Aim of the exercise ::
Give every line again exactly as it appears, please, but not the pictures.

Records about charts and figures
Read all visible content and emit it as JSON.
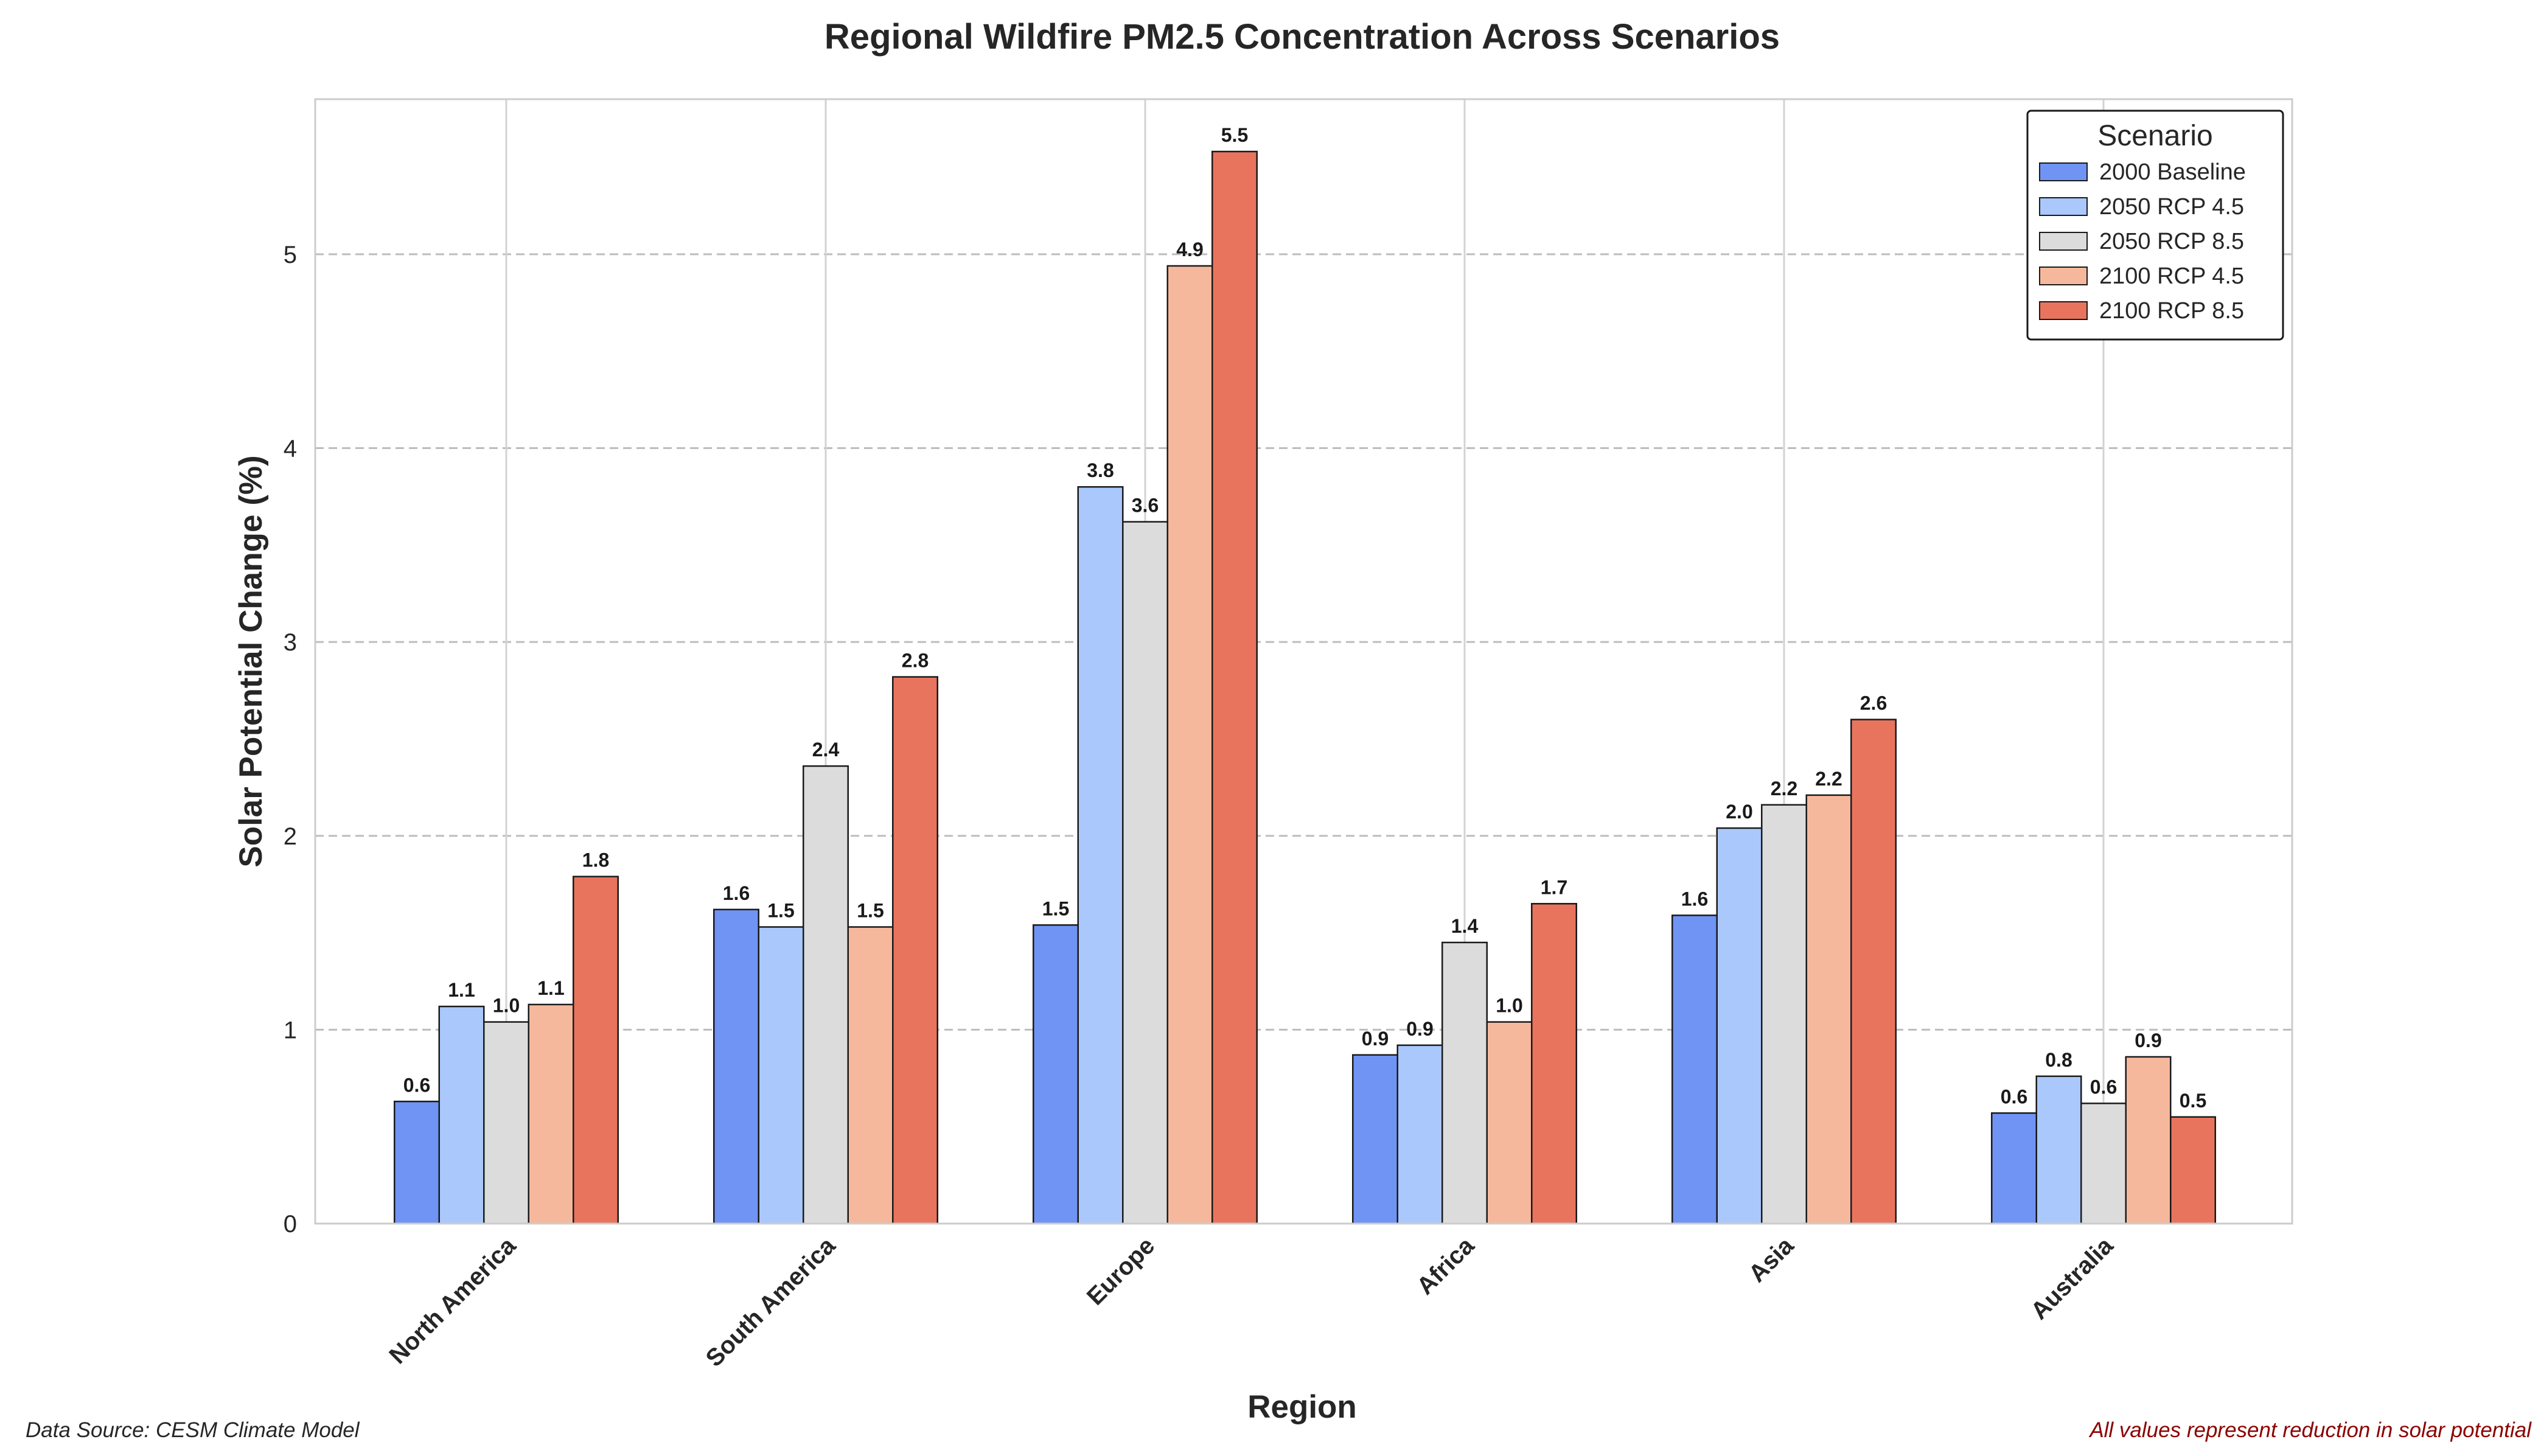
{
  "chart_data": {
    "type": "bar",
    "title": "Regional Wildfire PM2.5 Concentration Across Scenarios",
    "xlabel": "Region",
    "ylabel": "Solar Potential Change (%)",
    "categories": [
      "North America",
      "South America",
      "Europe",
      "Africa",
      "Asia",
      "Australia"
    ],
    "yticks": [
      "0",
      "1",
      "2",
      "3",
      "4",
      "5"
    ],
    "ylim": [
      0,
      5.8
    ],
    "grid": true,
    "legend": {
      "title": "Scenario",
      "placement": "top-right"
    },
    "series": [
      {
        "name": "2000 Baseline",
        "color": "#7094f4",
        "values": [
          0.63,
          1.62,
          1.54,
          0.87,
          1.59,
          0.57
        ],
        "labels": [
          "0.6",
          "1.6",
          "1.5",
          "0.9",
          "1.6",
          "0.6"
        ]
      },
      {
        "name": "2050 RCP 4.5",
        "color": "#aac8fc",
        "values": [
          1.12,
          1.53,
          3.8,
          0.92,
          2.04,
          0.76
        ],
        "labels": [
          "1.1",
          "1.5",
          "3.8",
          "0.9",
          "2.0",
          "0.8"
        ]
      },
      {
        "name": "2050 RCP 8.5",
        "color": "#dcdcdc",
        "values": [
          1.04,
          2.36,
          3.62,
          1.45,
          2.16,
          0.62
        ],
        "labels": [
          "1.0",
          "2.4",
          "3.6",
          "1.4",
          "2.2",
          "0.6"
        ]
      },
      {
        "name": "2100 RCP 4.5",
        "color": "#f6b89c",
        "values": [
          1.13,
          1.53,
          4.94,
          1.04,
          2.21,
          0.86
        ],
        "labels": [
          "1.1",
          "1.5",
          "4.9",
          "1.0",
          "2.2",
          "0.9"
        ]
      },
      {
        "name": "2100 RCP 8.5",
        "color": "#e8745e",
        "values": [
          1.79,
          2.82,
          5.53,
          1.65,
          2.6,
          0.55
        ],
        "labels": [
          "1.8",
          "2.8",
          "5.5",
          "1.7",
          "2.6",
          "0.5"
        ]
      }
    ]
  },
  "footer": {
    "source": "Data Source: CESM Climate Model",
    "note": "All values represent reduction in solar potential"
  }
}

Exercise result ::
Read all visible content and emit it as JSON.
{
  "chart_data": {
    "type": "bar",
    "title": "Regional Wildfire PM2.5 Concentration Across Scenarios",
    "xlabel": "Region",
    "ylabel": "Solar Potential Change (%)",
    "categories": [
      "North America",
      "South America",
      "Europe",
      "Africa",
      "Asia",
      "Australia"
    ],
    "yticks": [
      "0",
      "1",
      "2",
      "3",
      "4",
      "5"
    ],
    "ylim": [
      0,
      5.8
    ],
    "grid": true,
    "legend": {
      "title": "Scenario",
      "placement": "top-right"
    },
    "series": [
      {
        "name": "2000 Baseline",
        "color": "#7094f4",
        "values": [
          0.63,
          1.62,
          1.54,
          0.87,
          1.59,
          0.57
        ],
        "labels": [
          "0.6",
          "1.6",
          "1.5",
          "0.9",
          "1.6",
          "0.6"
        ]
      },
      {
        "name": "2050 RCP 4.5",
        "color": "#aac8fc",
        "values": [
          1.12,
          1.53,
          3.8,
          0.92,
          2.04,
          0.76
        ],
        "labels": [
          "1.1",
          "1.5",
          "3.8",
          "0.9",
          "2.0",
          "0.8"
        ]
      },
      {
        "name": "2050 RCP 8.5",
        "color": "#dcdcdc",
        "values": [
          1.04,
          2.36,
          3.62,
          1.45,
          2.16,
          0.62
        ],
        "labels": [
          "1.0",
          "2.4",
          "3.6",
          "1.4",
          "2.2",
          "0.6"
        ]
      },
      {
        "name": "2100 RCP 4.5",
        "color": "#f6b89c",
        "values": [
          1.13,
          1.53,
          4.94,
          1.04,
          2.21,
          0.86
        ],
        "labels": [
          "1.1",
          "1.5",
          "4.9",
          "1.0",
          "2.2",
          "0.9"
        ]
      },
      {
        "name": "2100 RCP 8.5",
        "color": "#e8745e",
        "values": [
          1.79,
          2.82,
          5.53,
          1.65,
          2.6,
          0.55
        ],
        "labels": [
          "1.8",
          "2.8",
          "5.5",
          "1.7",
          "2.6",
          "0.5"
        ]
      }
    ]
  },
  "footer": {
    "source": "Data Source: CESM Climate Model",
    "note": "All values represent reduction in solar potential"
  }
}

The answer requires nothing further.